Requirement —
Pick out the lines in the listing below that contain the word "labels" and copy them.

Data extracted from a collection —
— begin —
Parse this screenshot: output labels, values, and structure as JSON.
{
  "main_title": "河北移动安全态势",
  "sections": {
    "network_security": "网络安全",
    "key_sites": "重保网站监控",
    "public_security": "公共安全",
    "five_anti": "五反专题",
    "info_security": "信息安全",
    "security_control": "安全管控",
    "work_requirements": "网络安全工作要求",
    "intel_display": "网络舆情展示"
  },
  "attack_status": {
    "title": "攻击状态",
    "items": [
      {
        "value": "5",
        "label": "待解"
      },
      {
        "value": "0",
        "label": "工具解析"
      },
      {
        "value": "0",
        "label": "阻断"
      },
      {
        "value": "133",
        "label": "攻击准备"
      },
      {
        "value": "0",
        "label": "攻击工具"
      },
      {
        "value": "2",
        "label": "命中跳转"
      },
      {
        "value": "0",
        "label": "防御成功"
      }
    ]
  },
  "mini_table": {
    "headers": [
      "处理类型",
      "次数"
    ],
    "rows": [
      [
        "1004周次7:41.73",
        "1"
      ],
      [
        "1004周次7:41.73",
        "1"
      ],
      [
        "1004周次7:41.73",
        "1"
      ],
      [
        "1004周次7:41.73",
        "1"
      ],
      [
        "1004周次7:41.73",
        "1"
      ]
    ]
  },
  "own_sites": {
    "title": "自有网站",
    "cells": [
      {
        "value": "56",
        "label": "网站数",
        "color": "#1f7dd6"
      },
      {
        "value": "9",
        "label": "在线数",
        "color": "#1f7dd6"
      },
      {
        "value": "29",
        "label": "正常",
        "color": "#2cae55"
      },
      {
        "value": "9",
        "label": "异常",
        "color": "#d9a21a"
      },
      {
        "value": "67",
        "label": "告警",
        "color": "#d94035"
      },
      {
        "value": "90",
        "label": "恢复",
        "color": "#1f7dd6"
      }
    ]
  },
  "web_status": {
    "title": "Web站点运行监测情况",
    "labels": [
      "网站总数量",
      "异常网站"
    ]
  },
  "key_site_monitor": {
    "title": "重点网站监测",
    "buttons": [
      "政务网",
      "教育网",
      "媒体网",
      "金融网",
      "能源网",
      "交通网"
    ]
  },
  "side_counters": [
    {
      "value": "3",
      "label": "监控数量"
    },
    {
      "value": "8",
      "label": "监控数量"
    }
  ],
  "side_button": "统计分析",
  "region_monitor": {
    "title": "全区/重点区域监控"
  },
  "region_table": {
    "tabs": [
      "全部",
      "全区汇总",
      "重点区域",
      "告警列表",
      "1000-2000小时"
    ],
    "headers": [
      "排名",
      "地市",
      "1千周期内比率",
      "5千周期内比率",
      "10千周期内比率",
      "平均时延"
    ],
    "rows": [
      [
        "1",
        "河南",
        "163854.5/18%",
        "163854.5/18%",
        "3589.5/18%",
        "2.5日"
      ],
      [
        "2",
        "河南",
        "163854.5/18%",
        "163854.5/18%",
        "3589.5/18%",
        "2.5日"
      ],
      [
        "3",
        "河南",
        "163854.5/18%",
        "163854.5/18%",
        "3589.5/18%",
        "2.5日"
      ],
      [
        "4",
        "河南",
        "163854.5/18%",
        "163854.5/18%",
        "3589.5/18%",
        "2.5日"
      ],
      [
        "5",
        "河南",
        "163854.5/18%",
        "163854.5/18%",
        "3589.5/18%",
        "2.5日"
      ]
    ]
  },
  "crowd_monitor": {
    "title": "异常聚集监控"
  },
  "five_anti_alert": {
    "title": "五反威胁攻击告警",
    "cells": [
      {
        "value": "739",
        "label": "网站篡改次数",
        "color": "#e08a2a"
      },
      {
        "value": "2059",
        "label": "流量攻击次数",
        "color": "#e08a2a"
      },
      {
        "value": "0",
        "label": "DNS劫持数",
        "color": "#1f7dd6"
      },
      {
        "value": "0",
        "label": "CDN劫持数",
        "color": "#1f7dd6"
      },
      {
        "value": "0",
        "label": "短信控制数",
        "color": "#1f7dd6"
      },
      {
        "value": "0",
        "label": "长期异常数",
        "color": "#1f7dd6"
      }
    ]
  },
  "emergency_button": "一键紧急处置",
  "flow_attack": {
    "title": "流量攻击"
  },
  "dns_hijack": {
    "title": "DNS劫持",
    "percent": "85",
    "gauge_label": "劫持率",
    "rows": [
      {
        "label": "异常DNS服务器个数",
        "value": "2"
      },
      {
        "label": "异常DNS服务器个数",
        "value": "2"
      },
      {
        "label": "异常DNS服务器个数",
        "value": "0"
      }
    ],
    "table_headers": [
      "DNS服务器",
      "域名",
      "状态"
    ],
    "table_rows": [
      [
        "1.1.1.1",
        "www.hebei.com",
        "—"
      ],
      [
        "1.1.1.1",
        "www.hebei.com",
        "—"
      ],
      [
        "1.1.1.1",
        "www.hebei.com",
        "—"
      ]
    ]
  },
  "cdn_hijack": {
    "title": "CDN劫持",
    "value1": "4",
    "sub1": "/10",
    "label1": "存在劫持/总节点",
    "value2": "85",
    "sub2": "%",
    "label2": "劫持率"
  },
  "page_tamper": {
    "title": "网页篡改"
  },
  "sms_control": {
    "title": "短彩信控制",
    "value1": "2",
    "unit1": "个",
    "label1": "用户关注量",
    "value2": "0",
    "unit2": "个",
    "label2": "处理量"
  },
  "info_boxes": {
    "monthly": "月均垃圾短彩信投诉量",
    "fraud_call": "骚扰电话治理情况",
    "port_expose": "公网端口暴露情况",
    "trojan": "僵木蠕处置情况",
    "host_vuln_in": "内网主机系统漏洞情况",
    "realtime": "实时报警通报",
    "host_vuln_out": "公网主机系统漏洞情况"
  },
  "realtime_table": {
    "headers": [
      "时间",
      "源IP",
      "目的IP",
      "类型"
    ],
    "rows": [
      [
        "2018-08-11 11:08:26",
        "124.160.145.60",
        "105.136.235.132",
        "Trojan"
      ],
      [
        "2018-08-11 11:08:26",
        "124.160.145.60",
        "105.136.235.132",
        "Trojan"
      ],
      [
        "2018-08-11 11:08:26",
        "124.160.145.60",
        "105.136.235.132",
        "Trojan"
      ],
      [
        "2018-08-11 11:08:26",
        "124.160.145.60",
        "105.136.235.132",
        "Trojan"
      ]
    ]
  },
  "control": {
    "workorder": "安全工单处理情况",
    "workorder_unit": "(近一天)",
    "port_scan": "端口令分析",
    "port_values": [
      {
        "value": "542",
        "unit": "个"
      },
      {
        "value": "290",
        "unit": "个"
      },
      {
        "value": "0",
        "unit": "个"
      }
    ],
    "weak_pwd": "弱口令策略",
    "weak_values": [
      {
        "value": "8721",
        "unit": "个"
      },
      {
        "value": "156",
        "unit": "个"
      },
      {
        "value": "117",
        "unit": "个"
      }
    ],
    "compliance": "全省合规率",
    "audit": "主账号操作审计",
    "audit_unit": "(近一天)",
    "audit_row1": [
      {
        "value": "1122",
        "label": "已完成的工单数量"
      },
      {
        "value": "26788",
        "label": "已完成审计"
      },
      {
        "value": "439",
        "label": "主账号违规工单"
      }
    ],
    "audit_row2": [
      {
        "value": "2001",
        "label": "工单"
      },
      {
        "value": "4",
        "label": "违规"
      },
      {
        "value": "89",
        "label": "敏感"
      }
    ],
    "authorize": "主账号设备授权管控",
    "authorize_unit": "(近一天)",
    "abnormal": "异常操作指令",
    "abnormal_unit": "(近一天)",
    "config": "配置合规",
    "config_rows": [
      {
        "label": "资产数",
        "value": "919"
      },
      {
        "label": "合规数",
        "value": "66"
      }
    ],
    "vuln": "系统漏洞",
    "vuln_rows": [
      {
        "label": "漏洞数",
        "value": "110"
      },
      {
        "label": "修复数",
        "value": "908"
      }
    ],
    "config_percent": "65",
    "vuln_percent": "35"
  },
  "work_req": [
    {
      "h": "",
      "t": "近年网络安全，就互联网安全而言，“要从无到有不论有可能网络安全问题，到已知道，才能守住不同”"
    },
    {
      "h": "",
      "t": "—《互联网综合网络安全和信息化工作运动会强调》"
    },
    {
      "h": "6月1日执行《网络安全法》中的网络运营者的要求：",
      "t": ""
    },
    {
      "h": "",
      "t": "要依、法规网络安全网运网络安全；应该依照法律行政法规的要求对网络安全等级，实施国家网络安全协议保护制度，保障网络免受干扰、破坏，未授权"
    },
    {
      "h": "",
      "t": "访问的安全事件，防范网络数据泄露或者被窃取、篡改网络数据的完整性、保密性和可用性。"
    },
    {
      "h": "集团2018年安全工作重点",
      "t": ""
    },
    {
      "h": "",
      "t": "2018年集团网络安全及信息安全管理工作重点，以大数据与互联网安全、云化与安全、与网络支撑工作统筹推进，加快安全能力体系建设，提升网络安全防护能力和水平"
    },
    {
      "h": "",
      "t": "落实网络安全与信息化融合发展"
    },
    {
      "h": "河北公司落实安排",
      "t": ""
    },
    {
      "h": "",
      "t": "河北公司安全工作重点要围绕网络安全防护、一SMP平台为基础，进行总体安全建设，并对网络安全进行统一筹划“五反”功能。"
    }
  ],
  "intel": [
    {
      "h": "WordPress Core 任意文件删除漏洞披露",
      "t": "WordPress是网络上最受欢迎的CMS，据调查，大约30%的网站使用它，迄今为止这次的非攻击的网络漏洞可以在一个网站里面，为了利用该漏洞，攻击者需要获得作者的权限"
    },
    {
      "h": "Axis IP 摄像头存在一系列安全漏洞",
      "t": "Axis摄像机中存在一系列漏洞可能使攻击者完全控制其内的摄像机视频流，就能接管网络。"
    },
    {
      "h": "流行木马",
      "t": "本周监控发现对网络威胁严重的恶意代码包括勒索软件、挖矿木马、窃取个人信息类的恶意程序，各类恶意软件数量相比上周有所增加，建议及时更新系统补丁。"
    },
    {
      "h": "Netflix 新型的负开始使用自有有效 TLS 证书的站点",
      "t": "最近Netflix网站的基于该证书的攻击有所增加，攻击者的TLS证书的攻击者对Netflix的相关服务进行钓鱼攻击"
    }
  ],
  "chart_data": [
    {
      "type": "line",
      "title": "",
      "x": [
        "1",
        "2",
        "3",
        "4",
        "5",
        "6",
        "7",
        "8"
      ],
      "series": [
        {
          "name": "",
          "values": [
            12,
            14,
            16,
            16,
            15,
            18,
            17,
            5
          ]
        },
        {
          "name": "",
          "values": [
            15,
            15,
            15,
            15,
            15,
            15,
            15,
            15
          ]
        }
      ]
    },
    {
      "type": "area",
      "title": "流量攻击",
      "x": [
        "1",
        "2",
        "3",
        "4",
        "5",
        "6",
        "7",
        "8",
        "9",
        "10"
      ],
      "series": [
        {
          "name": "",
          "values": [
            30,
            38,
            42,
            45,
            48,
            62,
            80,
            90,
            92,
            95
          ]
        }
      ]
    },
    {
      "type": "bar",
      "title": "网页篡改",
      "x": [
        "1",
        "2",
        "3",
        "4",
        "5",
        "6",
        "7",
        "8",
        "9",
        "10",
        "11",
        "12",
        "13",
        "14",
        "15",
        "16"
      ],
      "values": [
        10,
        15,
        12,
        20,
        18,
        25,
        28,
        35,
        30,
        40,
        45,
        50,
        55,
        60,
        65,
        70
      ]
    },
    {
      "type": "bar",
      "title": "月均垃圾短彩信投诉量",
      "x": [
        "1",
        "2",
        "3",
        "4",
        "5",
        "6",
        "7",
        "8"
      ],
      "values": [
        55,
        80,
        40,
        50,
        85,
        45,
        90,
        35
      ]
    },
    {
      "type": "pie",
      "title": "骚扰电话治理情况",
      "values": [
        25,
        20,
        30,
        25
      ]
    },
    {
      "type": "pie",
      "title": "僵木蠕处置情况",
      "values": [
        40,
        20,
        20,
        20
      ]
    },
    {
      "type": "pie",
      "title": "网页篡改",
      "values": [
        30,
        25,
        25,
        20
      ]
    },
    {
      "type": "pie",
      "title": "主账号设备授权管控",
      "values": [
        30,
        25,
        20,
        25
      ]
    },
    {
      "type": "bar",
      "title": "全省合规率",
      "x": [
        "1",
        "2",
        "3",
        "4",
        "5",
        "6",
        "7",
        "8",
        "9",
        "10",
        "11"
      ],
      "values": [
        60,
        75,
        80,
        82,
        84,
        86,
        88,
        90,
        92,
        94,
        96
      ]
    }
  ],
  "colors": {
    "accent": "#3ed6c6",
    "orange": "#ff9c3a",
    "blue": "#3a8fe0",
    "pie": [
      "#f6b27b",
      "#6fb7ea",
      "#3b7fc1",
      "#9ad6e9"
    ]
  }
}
— end —
Response to this task —
Parse this screenshot: output labels, values, and structure as JSON.
    "labels": [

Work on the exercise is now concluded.